INFORMATION SUPPLIED:
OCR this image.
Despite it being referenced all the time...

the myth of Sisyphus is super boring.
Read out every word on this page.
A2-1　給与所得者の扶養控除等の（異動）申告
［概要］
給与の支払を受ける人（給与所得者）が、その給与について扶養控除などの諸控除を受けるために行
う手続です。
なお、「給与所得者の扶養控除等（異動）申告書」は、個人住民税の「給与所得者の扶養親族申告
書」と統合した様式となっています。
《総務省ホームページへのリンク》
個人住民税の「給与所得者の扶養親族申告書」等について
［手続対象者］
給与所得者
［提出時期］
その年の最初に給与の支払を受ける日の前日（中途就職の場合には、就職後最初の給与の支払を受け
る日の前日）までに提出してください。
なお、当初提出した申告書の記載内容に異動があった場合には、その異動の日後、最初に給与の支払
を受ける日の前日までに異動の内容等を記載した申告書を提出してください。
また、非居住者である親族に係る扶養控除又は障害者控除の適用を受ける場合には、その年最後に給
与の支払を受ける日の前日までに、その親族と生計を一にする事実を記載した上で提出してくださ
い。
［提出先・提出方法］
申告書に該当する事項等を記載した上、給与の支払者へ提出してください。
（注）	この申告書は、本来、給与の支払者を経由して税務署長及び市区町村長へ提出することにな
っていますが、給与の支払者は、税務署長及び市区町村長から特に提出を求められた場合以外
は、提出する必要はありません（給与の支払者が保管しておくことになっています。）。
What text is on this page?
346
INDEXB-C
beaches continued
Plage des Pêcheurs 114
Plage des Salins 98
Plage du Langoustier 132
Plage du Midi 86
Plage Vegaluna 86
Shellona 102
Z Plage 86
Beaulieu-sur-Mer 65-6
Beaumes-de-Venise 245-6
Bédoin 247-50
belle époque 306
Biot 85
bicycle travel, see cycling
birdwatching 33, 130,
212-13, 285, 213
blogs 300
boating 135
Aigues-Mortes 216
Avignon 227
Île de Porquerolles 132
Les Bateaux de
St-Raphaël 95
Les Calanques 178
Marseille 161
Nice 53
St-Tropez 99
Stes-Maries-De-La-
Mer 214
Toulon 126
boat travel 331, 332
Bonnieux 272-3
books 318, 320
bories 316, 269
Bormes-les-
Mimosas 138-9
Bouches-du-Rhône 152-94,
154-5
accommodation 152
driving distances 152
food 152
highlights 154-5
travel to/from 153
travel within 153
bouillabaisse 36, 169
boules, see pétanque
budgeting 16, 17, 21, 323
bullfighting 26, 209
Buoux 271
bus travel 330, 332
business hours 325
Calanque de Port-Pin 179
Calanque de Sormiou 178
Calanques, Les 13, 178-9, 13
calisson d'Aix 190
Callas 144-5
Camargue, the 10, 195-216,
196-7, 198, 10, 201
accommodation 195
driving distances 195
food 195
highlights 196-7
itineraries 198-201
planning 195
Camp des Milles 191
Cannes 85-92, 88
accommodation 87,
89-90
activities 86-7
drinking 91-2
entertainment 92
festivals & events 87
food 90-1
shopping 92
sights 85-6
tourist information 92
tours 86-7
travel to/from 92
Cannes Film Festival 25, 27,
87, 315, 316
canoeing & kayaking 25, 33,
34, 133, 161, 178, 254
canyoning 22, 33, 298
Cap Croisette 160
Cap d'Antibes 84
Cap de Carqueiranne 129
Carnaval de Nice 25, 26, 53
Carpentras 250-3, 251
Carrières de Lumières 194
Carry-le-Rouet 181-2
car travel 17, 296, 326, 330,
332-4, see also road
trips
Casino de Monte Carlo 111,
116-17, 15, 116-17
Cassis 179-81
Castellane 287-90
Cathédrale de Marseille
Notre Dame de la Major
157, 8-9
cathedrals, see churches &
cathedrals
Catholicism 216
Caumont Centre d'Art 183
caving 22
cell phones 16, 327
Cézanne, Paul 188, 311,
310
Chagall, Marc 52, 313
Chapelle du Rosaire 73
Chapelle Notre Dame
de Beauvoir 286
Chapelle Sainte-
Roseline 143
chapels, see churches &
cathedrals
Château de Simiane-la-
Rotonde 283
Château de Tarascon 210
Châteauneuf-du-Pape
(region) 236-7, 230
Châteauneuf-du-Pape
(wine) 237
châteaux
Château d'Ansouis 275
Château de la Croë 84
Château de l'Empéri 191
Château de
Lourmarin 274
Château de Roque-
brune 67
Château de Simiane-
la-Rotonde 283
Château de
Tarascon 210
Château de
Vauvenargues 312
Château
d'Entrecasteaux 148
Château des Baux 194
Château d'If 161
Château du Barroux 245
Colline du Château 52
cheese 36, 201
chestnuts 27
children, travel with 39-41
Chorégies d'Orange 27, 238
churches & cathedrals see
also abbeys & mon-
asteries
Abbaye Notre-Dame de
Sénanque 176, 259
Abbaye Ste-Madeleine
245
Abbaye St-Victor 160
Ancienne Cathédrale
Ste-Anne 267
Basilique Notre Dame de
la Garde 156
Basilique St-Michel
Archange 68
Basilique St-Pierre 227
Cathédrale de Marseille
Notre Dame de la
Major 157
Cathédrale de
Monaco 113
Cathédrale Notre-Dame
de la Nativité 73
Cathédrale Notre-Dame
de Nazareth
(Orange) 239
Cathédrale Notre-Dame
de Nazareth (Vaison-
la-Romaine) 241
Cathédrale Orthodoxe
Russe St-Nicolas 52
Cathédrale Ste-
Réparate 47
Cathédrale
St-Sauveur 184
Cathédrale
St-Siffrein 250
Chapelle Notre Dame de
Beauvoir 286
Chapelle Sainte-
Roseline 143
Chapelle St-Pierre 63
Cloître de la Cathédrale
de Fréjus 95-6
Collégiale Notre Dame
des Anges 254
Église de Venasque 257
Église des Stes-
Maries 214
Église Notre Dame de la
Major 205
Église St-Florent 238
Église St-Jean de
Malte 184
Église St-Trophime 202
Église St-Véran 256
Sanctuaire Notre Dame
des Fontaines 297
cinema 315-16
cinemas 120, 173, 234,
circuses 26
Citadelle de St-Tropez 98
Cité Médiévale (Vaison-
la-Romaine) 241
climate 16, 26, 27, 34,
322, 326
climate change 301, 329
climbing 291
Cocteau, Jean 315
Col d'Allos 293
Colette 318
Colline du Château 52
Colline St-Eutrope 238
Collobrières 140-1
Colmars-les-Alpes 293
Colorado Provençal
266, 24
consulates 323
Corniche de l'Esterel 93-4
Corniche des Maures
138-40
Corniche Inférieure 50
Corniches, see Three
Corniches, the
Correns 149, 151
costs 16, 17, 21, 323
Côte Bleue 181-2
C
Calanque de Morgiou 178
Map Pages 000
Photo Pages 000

AIM OF THE TASK: Give back all the data exactly as written.

FULL SOLUTION:
OCR this image.
Despite it being referenced all the time...

the myth of Sisyphus is super boring.
Read out every word on this page.
A2-1　給与所得者の扶養控除等の（異動）申告
［概要］
給与の支払を受ける人（給与所得者）が、その給与について扶養控除などの諸控除を受けるために行
う手続です。
なお、「給与所得者の扶養控除等（異動）申告書」は、個人住民税の「給与所得者の扶養親族申告
書」と統合した様式となっています。
《総務省ホームページへのリンク》
個人住民税の「給与所得者の扶養親族申告書」等について
［手続対象者］
給与所得者
［提出時期］
その年の最初に給与の支払を受ける日の前日（中途就職の場合には、就職後最初の給与の支払を受け
る日の前日）までに提出してください。
なお、当初提出した申告書の記載内容に異動があった場合には、その異動の日後、最初に給与の支払
を受ける日の前日までに異動の内容等を記載した申告書を提出してください。
また、非居住者である親族に係る扶養控除又は障害者控除の適用を受ける場合には、その年最後に給
与の支払を受ける日の前日までに、その親族と生計を一にする事実を記載した上で提出してくださ
い。
［提出先・提出方法］
申告書に該当する事項等を記載した上、給与の支払者へ提出してください。
（注）	この申告書は、本来、給与の支払者を経由して税務署長及び市区町村長へ提出することにな
っていますが、給与の支払者は、税務署長及び市区町村長から特に提出を求められた場合以外
は、提出する必要はありません（給与の支払者が保管しておくことになっています。）。
What text is on this page?
346
INDEXB-C
beaches continued
Plage des Pêcheurs 114
Plage des Salins 98
Plage du Langoustier 132
Plage du Midi 86
Plage Vegaluna 86
Shellona 102
Z Plage 86
Beaulieu-sur-Mer 65-6
Beaumes-de-Venise 245-6
Bédoin 247-50
belle époque 306
Biot 85
bicycle travel, see cycling
birdwatching 33, 130,
212-13, 285, 213
blogs 300
boating 135
Aigues-Mortes 216
Avignon 227
Île de Porquerolles 132
Les Bateaux de
St-Raphaël 95
Les Calanques 178
Marseille 161
Nice 53
St-Tropez 99
Stes-Maries-De-La-
Mer 214
Toulon 126
boat travel 331, 332
Bonnieux 272-3
books 318, 320
bories 316, 269
Bormes-les-
Mimosas 138-9
Bouches-du-Rhône 152-94,
154-5
accommodation 152
driving distances 152
food 152
highlights 154-5
travel to/from 153
travel within 153
bouillabaisse 36, 169
boules, see pétanque
budgeting 16, 17, 21, 323
bullfighting 26, 209
Buoux 271
bus travel 330, 332
business hours 325
Calanque de Port-Pin 179
Calanque de Sormiou 178
Calanques, Les 13, 178-9, 13
calisson d'Aix 190
Callas 144-5
Camargue, the 10, 195-216,
196-7, 198, 10, 201
accommodation 195
driving distances 195
food 195
highlights 196-7
itineraries 198-201
planning 195
Camp des Milles 191
Cannes 85-92, 88
accommodation 87,
89-90
activities 86-7
drinking 91-2
entertainment 92
festivals & events 87
food 90-1
shopping 92
sights 85-6
tourist information 92
tours 86-7
travel to/from 92
Cannes Film Festival 25, 27,
87, 315, 316
canoeing & kayaking 25, 33,
34, 133, 161, 178, 254
canyoning 22, 33, 298
Cap Croisette 160
Cap d'Antibes 84
Cap de Carqueiranne 129
Carnaval de Nice 25, 26, 53
Carpentras 250-3, 251
Carrières de Lumières 194
Carry-le-Rouet 181-2
car travel 17, 296, 326, 330,
332-4, see also road
trips
Casino de Monte Carlo 111,
116-17, 15, 116-17
Cassis 179-81
Castellane 287-90
Cathédrale de Marseille
Notre Dame de la Major
157, 8-9
cathedrals, see churches &
cathedrals
Catholicism 216
Caumont Centre d'Art 183
caving 22
cell phones 16, 327
Cézanne, Paul 188, 311,
310
Chagall, Marc 52, 313
Chapelle du Rosaire 73
Chapelle Notre Dame
de Beauvoir 286
Chapelle Sainte-
Roseline 143
chapels, see churches &
cathedrals
Château de Simiane-la-
Rotonde 283
Château de Tarascon 210
Châteauneuf-du-Pape
(region) 236-7, 230
Châteauneuf-du-Pape
(wine) 237
châteaux
Château d'Ansouis 275
Château de la Croë 84
Château de l'Empéri 191
Château de
Lourmarin 274
Château de Roque-
brune 67
Château de Simiane-
la-Rotonde 283
Château de
Tarascon 210
Château de
Vauvenargues 312
Château
d'Entrecasteaux 148
Château des Baux 194
Château d'If 161
Château du Barroux 245
Colline du Château 52
cheese 36, 201
chestnuts 27
children, travel with 39-41
Chorégies d'Orange 27, 238
churches & cathedrals see
also abbeys & mon-
asteries
Abbaye Notre-Dame de
Sénanque 176, 259
Abbaye Ste-Madeleine
245
Abbaye St-Victor 160
Ancienne Cathédrale
Ste-Anne 267
Basilique Notre Dame de
la Garde 156
Basilique St-Michel
Archange 68
Basilique St-Pierre 227
Cathédrale de Marseille
Notre Dame de la
Major 157
Cathédrale de
Monaco 113
Cathédrale Notre-Dame
de la Nativité 73
Cathédrale Notre-Dame
de Nazareth
(Orange) 239
Cathédrale Notre-Dame
de Nazareth (Vaison-
la-Romaine) 241
Cathédrale Orthodoxe
Russe St-Nicolas 52
Cathédrale Ste-
Réparate 47
Cathédrale
St-Sauveur 184
Cathédrale
St-Siffrein 250
Chapelle Notre Dame de
Beauvoir 286
Chapelle Sainte-
Roseline 143
Chapelle St-Pierre 63
Cloître de la Cathédrale
de Fréjus 95-6
Collégiale Notre Dame
des Anges 254
Église de Venasque 257
Église des Stes-
Maries 214
Église Notre Dame de la
Major 205
Église St-Florent 238
Église St-Jean de
Malte 184
Église St-Trophime 202
Église St-Véran 256
Sanctuaire Notre Dame
des Fontaines 297
cinema 315-16
cinemas 120, 173, 234,
circuses 26
Citadelle de St-Tropez 98
Cité Médiévale (Vaison-
la-Romaine) 241
climate 16, 26, 27, 34,
322, 326
climate change 301, 329
climbing 291
Cocteau, Jean 315
Col d'Allos 293
Colette 318
Colline du Château 52
Colline St-Eutrope 238
Collobrières 140-1
Colmars-les-Alpes 293
Colorado Provençal
266, 24
consulates 323
Corniche de l'Esterel 93-4
Corniche des Maures
138-40
Corniche Inférieure 50
Corniches, see Three
Corniches, the
Correns 149, 151
costs 16, 17, 21, 323
Côte Bleue 181-2
C
Calanque de Morgiou 178
Map Pages 000
Photo Pages 000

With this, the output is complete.